- [Available records]

*-*-*

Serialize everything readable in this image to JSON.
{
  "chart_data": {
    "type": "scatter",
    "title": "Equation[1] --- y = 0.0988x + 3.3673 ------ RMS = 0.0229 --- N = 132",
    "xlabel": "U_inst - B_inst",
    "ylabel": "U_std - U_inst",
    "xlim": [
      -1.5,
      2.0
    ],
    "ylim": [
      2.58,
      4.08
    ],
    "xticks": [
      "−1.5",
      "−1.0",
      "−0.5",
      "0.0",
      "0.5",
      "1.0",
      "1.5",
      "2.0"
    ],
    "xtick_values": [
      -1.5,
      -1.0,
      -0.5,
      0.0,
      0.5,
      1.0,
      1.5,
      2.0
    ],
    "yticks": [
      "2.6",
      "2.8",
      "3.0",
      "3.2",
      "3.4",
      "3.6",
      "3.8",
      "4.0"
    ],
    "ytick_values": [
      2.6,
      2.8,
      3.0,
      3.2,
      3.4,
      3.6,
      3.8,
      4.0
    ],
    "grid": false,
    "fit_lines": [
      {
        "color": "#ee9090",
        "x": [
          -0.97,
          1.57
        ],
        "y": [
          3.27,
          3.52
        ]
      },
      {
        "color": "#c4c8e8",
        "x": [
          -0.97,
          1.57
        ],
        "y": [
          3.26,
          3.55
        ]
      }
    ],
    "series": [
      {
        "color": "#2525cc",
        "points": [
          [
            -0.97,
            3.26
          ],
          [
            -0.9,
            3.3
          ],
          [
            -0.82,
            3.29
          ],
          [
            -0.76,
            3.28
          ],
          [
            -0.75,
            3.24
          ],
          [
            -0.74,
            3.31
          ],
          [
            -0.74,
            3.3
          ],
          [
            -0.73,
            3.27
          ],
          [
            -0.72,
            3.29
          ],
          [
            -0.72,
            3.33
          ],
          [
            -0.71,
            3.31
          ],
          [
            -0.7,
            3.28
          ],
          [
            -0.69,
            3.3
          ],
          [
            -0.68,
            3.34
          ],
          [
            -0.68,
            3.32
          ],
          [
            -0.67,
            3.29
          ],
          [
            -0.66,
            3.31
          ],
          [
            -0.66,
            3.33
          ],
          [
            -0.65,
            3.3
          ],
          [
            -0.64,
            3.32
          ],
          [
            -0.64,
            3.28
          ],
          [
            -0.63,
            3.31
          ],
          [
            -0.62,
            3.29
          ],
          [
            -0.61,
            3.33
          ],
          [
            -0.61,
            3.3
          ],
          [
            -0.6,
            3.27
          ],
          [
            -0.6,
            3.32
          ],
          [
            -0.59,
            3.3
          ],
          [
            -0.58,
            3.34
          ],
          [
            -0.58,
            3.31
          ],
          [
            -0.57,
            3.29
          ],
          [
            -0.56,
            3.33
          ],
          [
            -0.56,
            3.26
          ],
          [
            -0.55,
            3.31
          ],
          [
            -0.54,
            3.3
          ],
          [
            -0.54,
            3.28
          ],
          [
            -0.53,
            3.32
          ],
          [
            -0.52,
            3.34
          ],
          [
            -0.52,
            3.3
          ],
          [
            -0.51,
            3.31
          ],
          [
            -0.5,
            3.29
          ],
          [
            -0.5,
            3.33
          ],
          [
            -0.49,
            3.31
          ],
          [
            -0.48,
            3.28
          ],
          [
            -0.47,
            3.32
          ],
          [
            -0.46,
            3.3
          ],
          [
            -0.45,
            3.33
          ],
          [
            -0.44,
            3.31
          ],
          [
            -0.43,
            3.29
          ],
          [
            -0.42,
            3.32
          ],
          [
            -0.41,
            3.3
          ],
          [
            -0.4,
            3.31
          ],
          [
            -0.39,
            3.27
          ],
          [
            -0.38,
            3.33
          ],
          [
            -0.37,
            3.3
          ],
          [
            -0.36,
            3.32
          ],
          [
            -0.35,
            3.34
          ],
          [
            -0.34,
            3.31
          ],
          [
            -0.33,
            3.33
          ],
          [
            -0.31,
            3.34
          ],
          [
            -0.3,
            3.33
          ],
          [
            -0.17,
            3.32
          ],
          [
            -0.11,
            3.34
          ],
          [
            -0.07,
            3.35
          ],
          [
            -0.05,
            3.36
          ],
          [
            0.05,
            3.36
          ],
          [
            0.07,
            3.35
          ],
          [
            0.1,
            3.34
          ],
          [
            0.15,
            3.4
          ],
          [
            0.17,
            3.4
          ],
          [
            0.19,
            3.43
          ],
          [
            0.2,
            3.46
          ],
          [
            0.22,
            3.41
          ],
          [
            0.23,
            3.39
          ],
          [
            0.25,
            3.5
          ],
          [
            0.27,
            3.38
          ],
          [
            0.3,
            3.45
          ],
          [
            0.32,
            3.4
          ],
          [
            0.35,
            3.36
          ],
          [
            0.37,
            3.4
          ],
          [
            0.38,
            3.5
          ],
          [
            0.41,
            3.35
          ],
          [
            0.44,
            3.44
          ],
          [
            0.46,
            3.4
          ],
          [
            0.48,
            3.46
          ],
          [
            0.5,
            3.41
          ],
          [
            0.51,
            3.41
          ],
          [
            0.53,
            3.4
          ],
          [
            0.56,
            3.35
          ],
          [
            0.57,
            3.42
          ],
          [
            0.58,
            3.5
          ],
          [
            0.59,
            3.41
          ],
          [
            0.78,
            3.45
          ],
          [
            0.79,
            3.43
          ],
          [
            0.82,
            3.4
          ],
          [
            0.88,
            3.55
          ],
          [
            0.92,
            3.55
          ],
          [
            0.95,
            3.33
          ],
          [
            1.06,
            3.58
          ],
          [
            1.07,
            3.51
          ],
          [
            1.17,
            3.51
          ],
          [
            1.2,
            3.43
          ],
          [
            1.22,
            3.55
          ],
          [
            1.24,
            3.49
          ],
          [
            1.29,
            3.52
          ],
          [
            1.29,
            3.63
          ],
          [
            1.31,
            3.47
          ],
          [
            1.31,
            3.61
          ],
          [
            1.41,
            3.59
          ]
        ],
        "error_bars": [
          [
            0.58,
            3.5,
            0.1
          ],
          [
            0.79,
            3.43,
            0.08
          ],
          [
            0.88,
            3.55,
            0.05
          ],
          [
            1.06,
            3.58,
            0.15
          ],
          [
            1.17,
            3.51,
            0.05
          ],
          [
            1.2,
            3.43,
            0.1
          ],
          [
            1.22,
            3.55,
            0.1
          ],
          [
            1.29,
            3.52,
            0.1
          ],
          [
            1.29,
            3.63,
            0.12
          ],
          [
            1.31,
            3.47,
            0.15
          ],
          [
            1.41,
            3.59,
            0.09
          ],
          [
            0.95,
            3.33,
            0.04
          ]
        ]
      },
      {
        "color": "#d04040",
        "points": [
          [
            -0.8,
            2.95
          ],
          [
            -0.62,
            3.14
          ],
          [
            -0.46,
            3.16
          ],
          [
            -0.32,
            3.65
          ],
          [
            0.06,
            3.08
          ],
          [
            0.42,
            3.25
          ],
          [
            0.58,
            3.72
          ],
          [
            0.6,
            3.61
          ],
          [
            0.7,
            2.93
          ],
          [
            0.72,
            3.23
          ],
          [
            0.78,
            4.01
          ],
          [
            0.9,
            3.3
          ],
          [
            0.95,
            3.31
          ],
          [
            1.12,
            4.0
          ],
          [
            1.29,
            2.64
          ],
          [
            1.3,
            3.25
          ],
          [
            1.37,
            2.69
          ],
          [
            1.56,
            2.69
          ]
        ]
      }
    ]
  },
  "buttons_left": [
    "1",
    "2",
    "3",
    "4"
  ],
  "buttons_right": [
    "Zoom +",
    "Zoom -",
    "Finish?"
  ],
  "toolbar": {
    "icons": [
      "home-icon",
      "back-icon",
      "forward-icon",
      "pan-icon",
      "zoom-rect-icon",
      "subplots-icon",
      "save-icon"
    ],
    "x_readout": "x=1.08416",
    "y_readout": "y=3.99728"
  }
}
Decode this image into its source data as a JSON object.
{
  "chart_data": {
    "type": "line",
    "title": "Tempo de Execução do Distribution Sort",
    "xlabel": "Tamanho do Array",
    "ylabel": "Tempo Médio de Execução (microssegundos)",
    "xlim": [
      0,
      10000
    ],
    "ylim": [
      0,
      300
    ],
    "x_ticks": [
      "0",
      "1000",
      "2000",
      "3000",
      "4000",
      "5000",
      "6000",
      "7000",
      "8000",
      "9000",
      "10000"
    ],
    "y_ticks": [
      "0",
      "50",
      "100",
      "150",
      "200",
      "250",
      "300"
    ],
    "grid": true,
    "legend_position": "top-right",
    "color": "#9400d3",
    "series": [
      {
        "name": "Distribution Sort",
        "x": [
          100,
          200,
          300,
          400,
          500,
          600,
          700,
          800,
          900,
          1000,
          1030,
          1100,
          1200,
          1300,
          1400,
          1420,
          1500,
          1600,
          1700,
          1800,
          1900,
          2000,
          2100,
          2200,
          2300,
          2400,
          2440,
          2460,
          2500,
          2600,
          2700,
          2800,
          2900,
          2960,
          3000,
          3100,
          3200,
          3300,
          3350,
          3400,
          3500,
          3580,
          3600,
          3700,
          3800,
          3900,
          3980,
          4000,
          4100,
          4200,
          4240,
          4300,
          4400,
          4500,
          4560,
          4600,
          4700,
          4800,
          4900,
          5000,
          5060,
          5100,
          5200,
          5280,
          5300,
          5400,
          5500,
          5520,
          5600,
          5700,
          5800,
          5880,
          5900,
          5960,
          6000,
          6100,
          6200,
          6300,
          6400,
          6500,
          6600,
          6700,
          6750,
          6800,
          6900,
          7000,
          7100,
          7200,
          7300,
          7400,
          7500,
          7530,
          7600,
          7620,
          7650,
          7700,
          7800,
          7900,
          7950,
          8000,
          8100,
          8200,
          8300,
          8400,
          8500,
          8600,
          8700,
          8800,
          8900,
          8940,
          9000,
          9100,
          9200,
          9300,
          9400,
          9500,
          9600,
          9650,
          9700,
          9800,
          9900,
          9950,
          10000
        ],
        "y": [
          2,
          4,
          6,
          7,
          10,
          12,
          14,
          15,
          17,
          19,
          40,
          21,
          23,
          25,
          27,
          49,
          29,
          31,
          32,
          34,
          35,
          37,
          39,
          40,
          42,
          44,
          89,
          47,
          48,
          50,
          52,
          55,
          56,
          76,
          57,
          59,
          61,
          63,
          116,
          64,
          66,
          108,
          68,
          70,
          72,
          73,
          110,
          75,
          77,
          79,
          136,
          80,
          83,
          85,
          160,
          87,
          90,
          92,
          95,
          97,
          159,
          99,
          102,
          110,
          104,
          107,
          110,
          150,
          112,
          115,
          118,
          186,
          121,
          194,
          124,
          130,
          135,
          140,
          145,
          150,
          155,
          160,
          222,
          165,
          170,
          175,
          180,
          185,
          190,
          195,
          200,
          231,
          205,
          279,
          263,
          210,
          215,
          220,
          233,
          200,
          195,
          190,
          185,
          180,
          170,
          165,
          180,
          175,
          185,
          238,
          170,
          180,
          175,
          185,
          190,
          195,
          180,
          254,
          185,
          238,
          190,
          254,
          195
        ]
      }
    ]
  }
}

*-*-*

- [What to work on] In the data above, count the lines where the word "Tempo" appears; reply with the number only.

- [Answer to the exercise] 2